Problem statement
In the material below, find each line holding the string "heading" and copy it.

[Dataset listings of figures]
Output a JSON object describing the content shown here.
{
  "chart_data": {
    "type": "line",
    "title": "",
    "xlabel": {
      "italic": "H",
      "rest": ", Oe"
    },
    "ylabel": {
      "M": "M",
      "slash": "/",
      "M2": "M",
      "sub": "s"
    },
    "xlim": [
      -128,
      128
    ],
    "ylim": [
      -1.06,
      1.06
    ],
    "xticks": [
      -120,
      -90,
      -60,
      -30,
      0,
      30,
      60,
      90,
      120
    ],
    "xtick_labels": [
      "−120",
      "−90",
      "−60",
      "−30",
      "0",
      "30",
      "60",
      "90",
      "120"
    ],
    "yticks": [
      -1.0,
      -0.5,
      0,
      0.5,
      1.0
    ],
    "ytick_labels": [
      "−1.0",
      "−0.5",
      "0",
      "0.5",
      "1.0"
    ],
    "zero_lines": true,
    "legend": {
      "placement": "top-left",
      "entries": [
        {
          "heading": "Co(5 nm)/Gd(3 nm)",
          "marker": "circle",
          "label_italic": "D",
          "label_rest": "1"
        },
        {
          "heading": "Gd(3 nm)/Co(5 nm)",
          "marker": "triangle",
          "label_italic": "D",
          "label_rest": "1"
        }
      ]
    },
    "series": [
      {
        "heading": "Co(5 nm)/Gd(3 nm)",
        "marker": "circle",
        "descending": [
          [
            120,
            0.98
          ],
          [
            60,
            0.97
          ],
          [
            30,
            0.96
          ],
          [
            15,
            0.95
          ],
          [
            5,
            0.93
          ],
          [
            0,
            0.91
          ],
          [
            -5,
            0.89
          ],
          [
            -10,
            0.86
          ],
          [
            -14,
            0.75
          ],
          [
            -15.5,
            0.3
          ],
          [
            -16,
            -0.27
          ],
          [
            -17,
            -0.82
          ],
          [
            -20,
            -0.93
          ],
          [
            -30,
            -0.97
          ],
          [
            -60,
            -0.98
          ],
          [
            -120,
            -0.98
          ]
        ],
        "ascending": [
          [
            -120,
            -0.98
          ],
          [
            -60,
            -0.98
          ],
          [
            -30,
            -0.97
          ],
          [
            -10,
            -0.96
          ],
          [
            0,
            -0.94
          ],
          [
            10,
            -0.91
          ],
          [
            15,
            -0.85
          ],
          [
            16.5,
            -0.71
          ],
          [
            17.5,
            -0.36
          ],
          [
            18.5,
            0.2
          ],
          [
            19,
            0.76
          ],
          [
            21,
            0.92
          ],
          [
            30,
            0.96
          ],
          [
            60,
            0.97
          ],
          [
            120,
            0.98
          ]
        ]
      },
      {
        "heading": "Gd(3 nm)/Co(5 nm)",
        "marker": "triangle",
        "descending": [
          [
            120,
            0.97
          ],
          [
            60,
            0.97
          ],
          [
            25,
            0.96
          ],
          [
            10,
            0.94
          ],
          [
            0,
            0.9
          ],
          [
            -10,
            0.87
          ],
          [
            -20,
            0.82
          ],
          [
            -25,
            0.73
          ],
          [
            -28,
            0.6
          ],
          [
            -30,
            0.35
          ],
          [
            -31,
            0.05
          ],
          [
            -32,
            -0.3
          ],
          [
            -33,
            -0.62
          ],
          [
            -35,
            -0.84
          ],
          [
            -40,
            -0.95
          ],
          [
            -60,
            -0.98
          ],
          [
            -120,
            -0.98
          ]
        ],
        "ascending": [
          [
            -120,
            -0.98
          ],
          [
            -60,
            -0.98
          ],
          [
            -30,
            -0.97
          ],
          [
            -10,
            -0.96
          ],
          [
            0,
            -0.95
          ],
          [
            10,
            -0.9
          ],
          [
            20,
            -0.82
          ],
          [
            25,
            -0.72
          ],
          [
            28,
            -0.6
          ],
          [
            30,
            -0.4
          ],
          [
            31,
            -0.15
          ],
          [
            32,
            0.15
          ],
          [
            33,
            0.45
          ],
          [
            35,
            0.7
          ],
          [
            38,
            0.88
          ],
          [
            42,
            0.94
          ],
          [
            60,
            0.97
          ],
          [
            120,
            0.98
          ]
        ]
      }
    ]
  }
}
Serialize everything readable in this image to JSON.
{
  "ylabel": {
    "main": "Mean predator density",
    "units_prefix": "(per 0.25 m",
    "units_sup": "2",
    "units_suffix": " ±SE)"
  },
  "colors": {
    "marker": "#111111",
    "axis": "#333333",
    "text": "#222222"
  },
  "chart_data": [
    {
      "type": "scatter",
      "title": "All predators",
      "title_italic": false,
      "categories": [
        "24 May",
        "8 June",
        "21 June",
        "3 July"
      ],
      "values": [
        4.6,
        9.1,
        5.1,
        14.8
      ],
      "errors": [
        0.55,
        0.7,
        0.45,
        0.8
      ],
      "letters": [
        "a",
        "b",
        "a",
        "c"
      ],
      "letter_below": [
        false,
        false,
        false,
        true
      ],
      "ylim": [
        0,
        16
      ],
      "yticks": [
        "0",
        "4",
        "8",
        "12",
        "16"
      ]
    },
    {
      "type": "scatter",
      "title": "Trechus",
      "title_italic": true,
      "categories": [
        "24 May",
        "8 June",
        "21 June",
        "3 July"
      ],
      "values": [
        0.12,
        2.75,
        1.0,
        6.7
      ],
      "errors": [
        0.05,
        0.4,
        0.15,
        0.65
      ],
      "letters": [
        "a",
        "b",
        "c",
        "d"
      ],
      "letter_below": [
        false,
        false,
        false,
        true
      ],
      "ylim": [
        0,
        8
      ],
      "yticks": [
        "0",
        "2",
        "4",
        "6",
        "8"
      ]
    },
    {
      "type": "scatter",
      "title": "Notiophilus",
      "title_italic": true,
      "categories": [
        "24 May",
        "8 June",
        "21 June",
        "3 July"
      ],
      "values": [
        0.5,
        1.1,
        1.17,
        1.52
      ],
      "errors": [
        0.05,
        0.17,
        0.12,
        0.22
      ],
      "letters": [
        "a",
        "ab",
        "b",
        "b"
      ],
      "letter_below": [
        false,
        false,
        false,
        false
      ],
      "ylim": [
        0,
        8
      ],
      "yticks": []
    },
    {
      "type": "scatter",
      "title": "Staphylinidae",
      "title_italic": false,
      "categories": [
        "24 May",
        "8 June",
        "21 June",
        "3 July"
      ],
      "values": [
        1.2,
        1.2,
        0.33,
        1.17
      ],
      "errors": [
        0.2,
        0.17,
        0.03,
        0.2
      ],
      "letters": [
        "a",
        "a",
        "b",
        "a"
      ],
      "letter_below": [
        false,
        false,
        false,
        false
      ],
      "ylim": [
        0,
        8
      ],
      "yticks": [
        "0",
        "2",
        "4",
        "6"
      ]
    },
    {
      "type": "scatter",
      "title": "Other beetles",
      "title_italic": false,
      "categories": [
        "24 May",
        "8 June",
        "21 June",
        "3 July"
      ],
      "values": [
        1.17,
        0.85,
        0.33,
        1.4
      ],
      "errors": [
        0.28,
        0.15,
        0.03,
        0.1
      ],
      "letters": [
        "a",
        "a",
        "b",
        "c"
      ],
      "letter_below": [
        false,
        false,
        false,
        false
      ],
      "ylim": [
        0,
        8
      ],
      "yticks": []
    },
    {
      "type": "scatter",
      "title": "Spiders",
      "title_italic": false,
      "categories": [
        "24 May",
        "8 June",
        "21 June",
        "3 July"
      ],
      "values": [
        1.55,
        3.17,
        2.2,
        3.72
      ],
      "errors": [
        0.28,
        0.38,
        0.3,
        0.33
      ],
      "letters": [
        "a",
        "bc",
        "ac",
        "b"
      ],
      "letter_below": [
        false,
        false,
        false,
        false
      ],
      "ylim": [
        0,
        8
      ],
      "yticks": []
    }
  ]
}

Exercise response
          "heading": "Co(5 nm)/Gd(3 nm)",
          "heading": "Gd(3 nm)/Co(5 nm)",
        "heading": "Co(5 nm)/Gd(3 nm)",
        "heading": "Gd(3 nm)/Co(5 nm)",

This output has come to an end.